[Aufgabe 1] Schreiben Sie aus den Einträgen die Zeilen unverändert ab, beginnend mit der Zeile mit "x-tick-label: 84 [242, 441, 261, 459]" und weiter bis einschließlich der Zeile mit "bar [220, 246, 232, 428]".

[Dokumenttext]
###

Der Ungar hob aber die Leistungen der Schiedsrichter hervor, die 14 dieser VAR-Fehler als solche erkannt und overruled haben, wie eine Statistik ergab, die in gesamt 202 Spielen mit VAR-Technologie 82 Eingriffe auswies.
Die durchschnittliche Dauer des Eingriffs in der abgelaufenen Saison betrug 47 Sekunden in der ersten Halbzeit und 57 Sekunden in der zweiten. Mit Schulungen werde daran gearbeitet, "diese Zeiten noch zu reduzieren".
Semi-Professionalisierung: "Wir brauchen Schiedsrichter in der Champions League"
Für die demnächst startende neue Saison will man die Leistungen stabilisieren und die internationale Position stärken, für nächstes Jahr steht der Start der Semi-Professionalisierung auf dem Programm. An Vollzeitverträge denkt Hofmann derzeit nicht, dazu würden die Voraussetzungen in Österreich fehlen.
Auch ein Aufstieg in die europäische Eliteliga steht auf der Wunschliste. Nach vier Gruppenspielen in der Europa League, die österreichische Unparteiische geleitet haben, will man im nächsten Jahr den nächsten Schritt schaffen.
"Europa League ist schön, aber wir brauchen Schiedsrichter in der Champions League", betonte Kassai und sprach die damit einhergehende Vorbildfunktion an. Zudem soll Österreich 2028 auch mit einem Schiedsrichter bei der nächsten EM vertreten sein.
Die Handspiel-Regel und die Frage nach der Interpretation
Aktuell werden die heimischen Referees auf die demnächst beginnende Saison vorbereitet, die mit der Kapitänsregel auch eine Neuerung bringt.
Nur noch die Kapitäne dürfen mit den Schiedsrichtern diskutieren, dadurch wird es "mehr Respekt geben auf dem Spielfeld", ist Kassai überzeugt.Eine Errungenschaft der EM, bei der diese Regel erstmals angewandt worden ist.
Ein bei der EURO offenkundiges Problem bleibt aber bestehen, nämlich die Frage, wann ein Handspiel geahndet wird. "Das größte Problem ist die Frage der Interpretation. Da gibt es viel Raum. Ist die Haltung natürlich oder nicht? Gibt es eine Vergrößerung? Da gibt es keine Schablone, wir können unseren Leuten nur helfen, wie sie die Szene beurteilen", erklärte Kassai, der auf das EM-Feedback der UEFA in diesem Bereich gespannt ist.

###

[Angezeigte Einträge]

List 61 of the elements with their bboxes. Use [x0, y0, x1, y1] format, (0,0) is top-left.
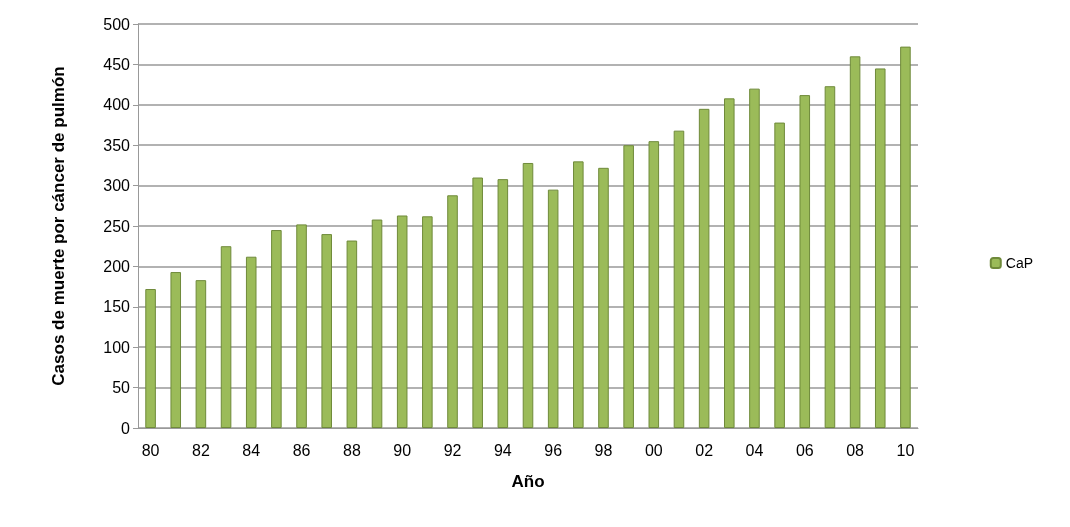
x-tick-label: 84 [242, 441, 261, 459]
bar [170, 272, 182, 428]
y-tick-label: 450 [103, 55, 131, 73]
x-tick-label: 82 [192, 441, 210, 459]
y-axis-title: Casos de muerte por cáncer de pulmón [48, 66, 68, 386]
bar [422, 216, 433, 428]
bar [220, 246, 232, 428]
y-tick-label: 0 [121, 419, 131, 437]
x-axis-title: Año [511, 472, 545, 491]
x-tick-label: 80 [141, 441, 160, 459]
bar [271, 230, 282, 428]
x-tick-label: 90 [393, 441, 412, 459]
x-tick-label: 06 [795, 441, 814, 459]
bar [573, 161, 584, 428]
bar [648, 141, 660, 428]
bar [371, 219, 383, 428]
bar [296, 224, 307, 428]
y-tick-label: 150 [103, 298, 131, 316]
x-tick-label: 92 [443, 441, 462, 459]
bar [749, 88, 760, 428]
bar [900, 46, 911, 428]
bar [145, 289, 156, 428]
bar [497, 179, 509, 428]
bar [774, 122, 785, 428]
bar [346, 240, 358, 428]
y-tick-label: 300 [103, 177, 131, 195]
bar [396, 215, 408, 428]
x-tick-label: 94 [493, 441, 512, 459]
x-tick-label: 08 [846, 441, 865, 459]
bar [673, 130, 685, 428]
y-tick-label: 500 [103, 15, 131, 33]
y-tick-label: 400 [103, 96, 131, 114]
bar [623, 145, 634, 428]
y-tick-label: 350 [103, 136, 131, 154]
y-tick-label: 200 [103, 257, 131, 275]
x-tick-label: 96 [544, 441, 563, 459]
x-tick-label: 10 [896, 441, 915, 459]
bar [321, 234, 332, 428]
bar [547, 189, 559, 428]
bar [724, 98, 735, 428]
bar [849, 56, 861, 428]
legend-label: CaP [1005, 255, 1033, 271]
x-tick-label: 88 [342, 441, 361, 459]
bar [195, 280, 207, 428]
x-tick-label: 04 [745, 441, 764, 459]
x-tick-label: 86 [292, 441, 311, 459]
y-tick-label: 250 [103, 217, 131, 235]
bar [874, 68, 886, 428]
bar [472, 177, 483, 428]
y-tick-label: 100 [103, 338, 131, 356]
bar [245, 256, 257, 428]
bar [824, 86, 836, 428]
y-tick-label: 50 [112, 379, 131, 397]
bar [447, 195, 458, 428]
bar [698, 108, 710, 428]
x-tick-label: 00 [644, 441, 663, 459]
bar [522, 162, 534, 428]
x-tick-label: 02 [695, 441, 714, 459]
bar [598, 167, 609, 428]
x-tick-label: 98 [594, 441, 613, 459]
bar [799, 95, 811, 428]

###

[Aufgabe 2]
Beantworten Sie anhand des Textes über die Schiedsrichter:
(a) Wie lange dauerte ein VAR-Eingriff in der abgelaufenen Saison in der zweiten Halbzeit durchschnittlich?
(b) In welchem Jahr soll Österreich mit einem Schiedsrichter bei der EM vertreten sein?
(c) Wer darf nach der Kapitänsregel noch mit den Schiedsrichtern diskutieren?

[Antwort 1]
x-tick-label: 84 [242, 441, 261, 459]
bar [170, 272, 182, 428]
y-tick-label: 450 [103, 55, 131, 73]
x-tick-label: 82 [192, 441, 210, 459]
y-axis-title: Casos de muerte por cáncer de pulmón [48, 66, 68, 386]
bar [422, 216, 433, 428]
bar [220, 246, 232, 428]

[Antwort 2]
(a) 57 Sekunden
(b) 2028
(c) Nur die Kapitäne